What you should do: Repeat every line exactly, keeping the pictures out of the copy.

Provided records:

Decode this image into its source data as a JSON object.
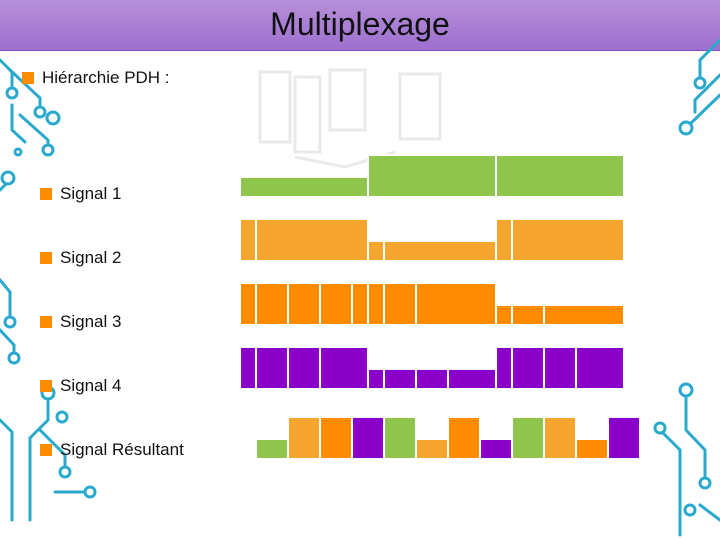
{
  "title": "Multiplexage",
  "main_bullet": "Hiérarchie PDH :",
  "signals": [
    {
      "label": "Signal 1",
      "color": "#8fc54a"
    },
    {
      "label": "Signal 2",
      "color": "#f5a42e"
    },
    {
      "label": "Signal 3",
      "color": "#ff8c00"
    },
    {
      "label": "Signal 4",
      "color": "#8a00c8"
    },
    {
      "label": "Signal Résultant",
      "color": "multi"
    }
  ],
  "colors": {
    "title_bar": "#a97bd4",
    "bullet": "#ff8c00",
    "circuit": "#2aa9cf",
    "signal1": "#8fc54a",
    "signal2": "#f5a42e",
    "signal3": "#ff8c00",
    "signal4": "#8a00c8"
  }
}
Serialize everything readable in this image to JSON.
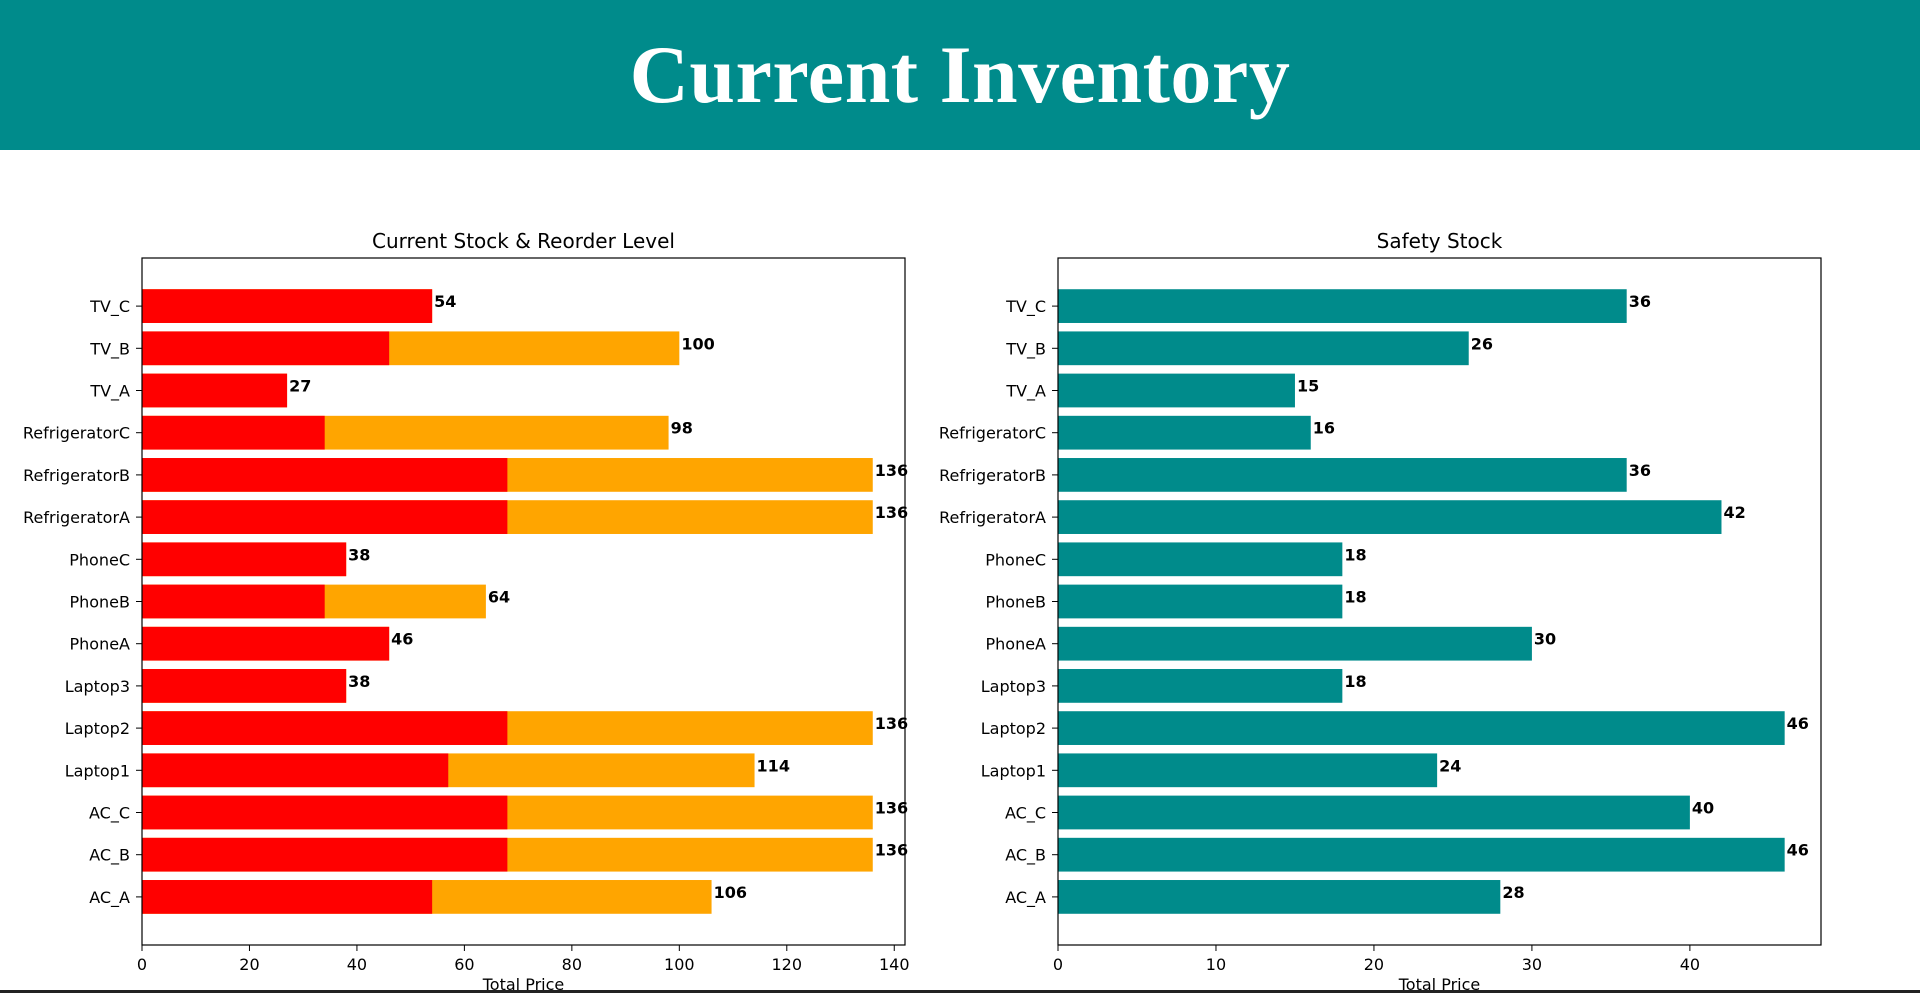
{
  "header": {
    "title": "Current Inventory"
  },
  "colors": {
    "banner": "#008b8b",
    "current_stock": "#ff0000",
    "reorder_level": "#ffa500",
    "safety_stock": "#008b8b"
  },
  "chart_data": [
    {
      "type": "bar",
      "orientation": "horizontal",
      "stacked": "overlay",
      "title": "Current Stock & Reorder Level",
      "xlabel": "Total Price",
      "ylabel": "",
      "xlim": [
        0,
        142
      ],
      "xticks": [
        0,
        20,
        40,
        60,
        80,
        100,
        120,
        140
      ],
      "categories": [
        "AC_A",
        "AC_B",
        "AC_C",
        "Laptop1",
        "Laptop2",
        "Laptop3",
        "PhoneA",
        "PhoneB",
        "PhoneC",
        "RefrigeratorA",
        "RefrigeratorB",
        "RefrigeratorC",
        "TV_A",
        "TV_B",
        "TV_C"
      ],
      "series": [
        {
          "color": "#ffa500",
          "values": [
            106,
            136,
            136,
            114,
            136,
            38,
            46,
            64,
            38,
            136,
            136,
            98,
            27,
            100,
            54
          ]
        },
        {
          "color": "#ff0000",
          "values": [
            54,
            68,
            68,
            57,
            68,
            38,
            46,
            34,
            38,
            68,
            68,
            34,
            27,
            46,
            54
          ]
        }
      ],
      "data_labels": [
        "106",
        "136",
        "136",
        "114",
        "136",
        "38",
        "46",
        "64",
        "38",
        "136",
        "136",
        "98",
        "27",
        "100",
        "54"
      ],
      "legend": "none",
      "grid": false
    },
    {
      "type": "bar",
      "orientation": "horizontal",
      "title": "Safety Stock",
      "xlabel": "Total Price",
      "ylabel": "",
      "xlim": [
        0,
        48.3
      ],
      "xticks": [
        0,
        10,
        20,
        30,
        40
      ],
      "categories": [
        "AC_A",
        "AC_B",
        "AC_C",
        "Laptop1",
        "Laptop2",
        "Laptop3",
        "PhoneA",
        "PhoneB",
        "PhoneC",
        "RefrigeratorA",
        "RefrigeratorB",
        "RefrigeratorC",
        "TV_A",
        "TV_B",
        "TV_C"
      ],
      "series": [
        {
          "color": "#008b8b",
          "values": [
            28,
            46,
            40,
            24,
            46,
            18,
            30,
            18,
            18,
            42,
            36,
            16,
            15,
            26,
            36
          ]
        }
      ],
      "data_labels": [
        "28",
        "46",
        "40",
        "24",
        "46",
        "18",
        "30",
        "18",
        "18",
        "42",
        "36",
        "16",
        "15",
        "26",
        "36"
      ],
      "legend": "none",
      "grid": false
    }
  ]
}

Full output:
Decode this image into its source data as a JSON object.
{
  "title": "Multiplexage",
  "main_bullet": "Hiérarchie PDH :",
  "signals": [
    {
      "label": "Signal 1",
      "color": "#8fc54a"
    },
    {
      "label": "Signal 2",
      "color": "#f5a42e"
    },
    {
      "label": "Signal 3",
      "color": "#ff8c00"
    },
    {
      "label": "Signal 4",
      "color": "#8a00c8"
    },
    {
      "label": "Signal Résultant",
      "color": "multi"
    }
  ],
  "colors": {
    "title_bar": "#a97bd4",
    "bullet": "#ff8c00",
    "circuit": "#2aa9cf",
    "signal1": "#8fc54a",
    "signal2": "#f5a42e",
    "signal3": "#ff8c00",
    "signal4": "#8a00c8"
  }
}
Serialize everything readable in this image to JSON.
{
  "header": {
    "title": "Current Inventory"
  },
  "colors": {
    "banner": "#008b8b",
    "current_stock": "#ff0000",
    "reorder_level": "#ffa500",
    "safety_stock": "#008b8b"
  },
  "chart_data": [
    {
      "type": "bar",
      "orientation": "horizontal",
      "stacked": "overlay",
      "title": "Current Stock & Reorder Level",
      "xlabel": "Total Price",
      "ylabel": "",
      "xlim": [
        0,
        142
      ],
      "xticks": [
        0,
        20,
        40,
        60,
        80,
        100,
        120,
        140
      ],
      "categories": [
        "AC_A",
        "AC_B",
        "AC_C",
        "Laptop1",
        "Laptop2",
        "Laptop3",
        "PhoneA",
        "PhoneB",
        "PhoneC",
        "RefrigeratorA",
        "RefrigeratorB",
        "RefrigeratorC",
        "TV_A",
        "TV_B",
        "TV_C"
      ],
      "series": [
        {
          "color": "#ffa500",
          "values": [
            106,
            136,
            136,
            114,
            136,
            38,
            46,
            64,
            38,
            136,
            136,
            98,
            27,
            100,
            54
          ]
        },
        {
          "color": "#ff0000",
          "values": [
            54,
            68,
            68,
            57,
            68,
            38,
            46,
            34,
            38,
            68,
            68,
            34,
            27,
            46,
            54
          ]
        }
      ],
      "data_labels": [
        "106",
        "136",
        "136",
        "114",
        "136",
        "38",
        "46",
        "64",
        "38",
        "136",
        "136",
        "98",
        "27",
        "100",
        "54"
      ],
      "legend": "none",
      "grid": false
    },
    {
      "type": "bar",
      "orientation": "horizontal",
      "title": "Safety Stock",
      "xlabel": "Total Price",
      "ylabel": "",
      "xlim": [
        0,
        48.3
      ],
      "xticks": [
        0,
        10,
        20,
        30,
        40
      ],
      "categories": [
        "AC_A",
        "AC_B",
        "AC_C",
        "Laptop1",
        "Laptop2",
        "Laptop3",
        "PhoneA",
        "PhoneB",
        "PhoneC",
        "RefrigeratorA",
        "RefrigeratorB",
        "RefrigeratorC",
        "TV_A",
        "TV_B",
        "TV_C"
      ],
      "series": [
        {
          "color": "#008b8b",
          "values": [
            28,
            46,
            40,
            24,
            46,
            18,
            30,
            18,
            18,
            42,
            36,
            16,
            15,
            26,
            36
          ]
        }
      ],
      "data_labels": [
        "28",
        "46",
        "40",
        "24",
        "46",
        "18",
        "30",
        "18",
        "18",
        "42",
        "36",
        "16",
        "15",
        "26",
        "36"
      ],
      "legend": "none",
      "grid": false
    }
  ]
}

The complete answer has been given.